The problem> Print the listing below line for line, without any changes, and leave out the pictures.
=-=-=
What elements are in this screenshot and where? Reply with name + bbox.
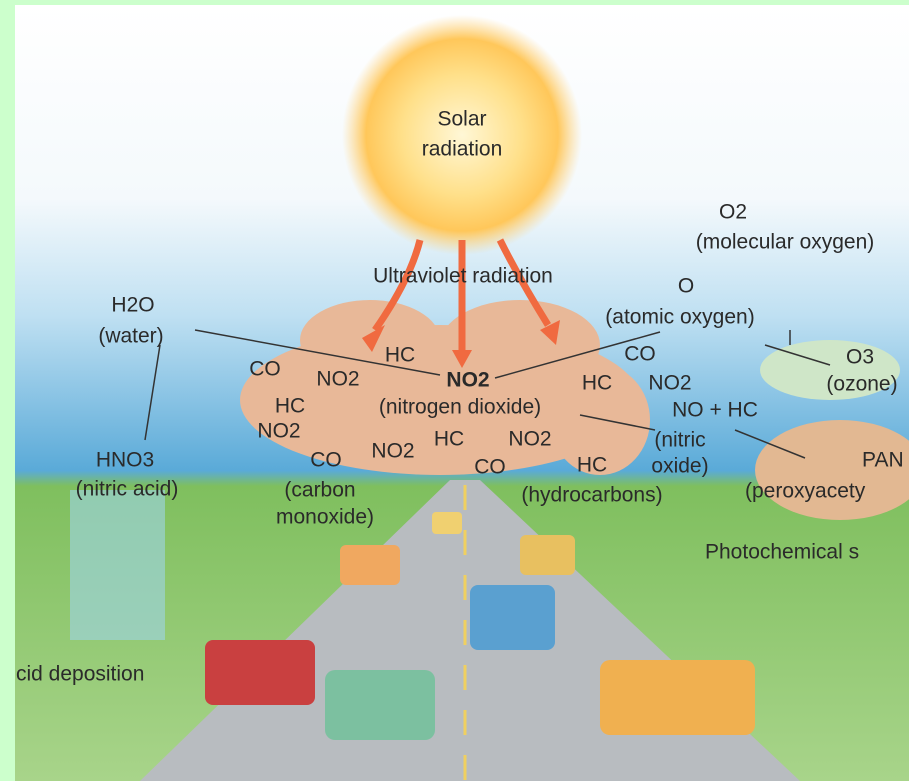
- label: HC: [577, 454, 607, 477]
- label: (nitric acid): [76, 478, 179, 501]
- label: CO: [310, 449, 342, 472]
- pollutant: HC: [275, 395, 305, 418]
- pollutant: NO2: [257, 420, 300, 443]
- label: (carbon: [284, 479, 355, 502]
- label: H2O: [111, 294, 154, 317]
- label: O: [678, 275, 694, 298]
- smog-diagram: Solar radiation Ultraviolet radiation O2 (mo…: [0, 0, 909, 781]
- pollutant: HC: [582, 372, 612, 395]
- label: Solar: [437, 108, 486, 131]
- pollutant: NO2: [316, 368, 359, 391]
- pollutant: NO2: [508, 428, 551, 451]
- label: HNO3: [96, 449, 154, 472]
- label: (hydrocarbons): [521, 484, 662, 507]
- label: Photochemical s: [705, 541, 859, 564]
- acid-rain: [70, 490, 165, 640]
- label: NO2: [446, 369, 489, 392]
- label: (nitric: [654, 429, 705, 452]
- label: NO + HC: [672, 399, 758, 422]
- label: Ultraviolet radiation: [373, 265, 553, 288]
- pollutant: CO: [474, 456, 506, 479]
- label: radiation: [422, 138, 503, 161]
- label: monoxide): [276, 506, 374, 529]
- label: (ozone): [826, 373, 897, 396]
- label: PAN: [862, 449, 904, 472]
- label: O2: [719, 201, 747, 224]
- pollutant: CO: [249, 358, 281, 381]
- label: O3: [846, 346, 874, 369]
- label: (peroxyacety: [745, 480, 866, 503]
- pollutant: NO2: [648, 372, 691, 395]
- label: cid deposition: [16, 663, 144, 686]
- sun: [342, 15, 582, 255]
- pollutant: NO2: [371, 440, 414, 463]
- label: oxide): [651, 455, 708, 478]
- label: (atomic oxygen): [605, 306, 754, 329]
- pollutant: HC: [385, 344, 415, 367]
- pollutant: HC: [434, 428, 464, 451]
- page: Solar radiation Ultraviolet radiation O2 (mo…: [0, 0, 909, 781]
- label: (molecular oxygen): [696, 231, 875, 254]
- label: (water): [98, 325, 163, 348]
- pollutant: CO: [624, 343, 656, 366]
- label: (nitrogen dioxide): [379, 396, 541, 419]
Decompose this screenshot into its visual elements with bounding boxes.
=-=-=
Response to the exercise>
What elements are in this screenshot and where? Reply with name + bbox.
- label: HC: [577, 454, 607, 477]
- label: (nitric acid): [76, 478, 179, 501]
- label: CO: [310, 449, 342, 472]
- pollutant: HC: [275, 395, 305, 418]
- pollutant: NO2: [257, 420, 300, 443]
- label: (carbon: [284, 479, 355, 502]
- label: H2O: [111, 294, 154, 317]
- label: O: [678, 275, 694, 298]
- smog-diagram: Solar radiation Ultraviolet radiation O2 (mo…: [0, 0, 909, 781]
- pollutant: HC: [582, 372, 612, 395]
- label: Solar: [437, 108, 486, 131]
- pollutant: NO2: [316, 368, 359, 391]
- pollutant: NO2: [508, 428, 551, 451]
- label: HNO3: [96, 449, 154, 472]
- label: (hydrocarbons): [521, 484, 662, 507]
- label: Photochemical s: [705, 541, 859, 564]
- acid-rain: [70, 490, 165, 640]
- label: NO2: [446, 369, 489, 392]
- label: (nitric: [654, 429, 705, 452]
- label: NO + HC: [672, 399, 758, 422]
- label: Ultraviolet radiation: [373, 265, 553, 288]
- pollutant: CO: [474, 456, 506, 479]
- label: radiation: [422, 138, 503, 161]
- label: monoxide): [276, 506, 374, 529]
- label: (ozone): [826, 373, 897, 396]
- label: PAN: [862, 449, 904, 472]
- label: O2: [719, 201, 747, 224]
- pollutant: CO: [249, 358, 281, 381]
- label: O3: [846, 346, 874, 369]
- label: (peroxyacety: [745, 480, 866, 503]
- pollutant: NO2: [648, 372, 691, 395]
- label: cid deposition: [16, 663, 144, 686]
- sun: [342, 15, 582, 255]
- pollutant: NO2: [371, 440, 414, 463]
- label: oxide): [651, 455, 708, 478]
- label: (atomic oxygen): [605, 306, 754, 329]
- pollutant: HC: [385, 344, 415, 367]
- pollutant: HC: [434, 428, 464, 451]
- page: Solar radiation Ultraviolet radiation O2 (mo…: [0, 0, 909, 781]
- label: (molecular oxygen): [696, 231, 875, 254]
- label: (water): [98, 325, 163, 348]
- pollutant: CO: [624, 343, 656, 366]
- label: (nitrogen dioxide): [379, 396, 541, 419]
Decompose this screenshot into its visual elements with bounding boxes.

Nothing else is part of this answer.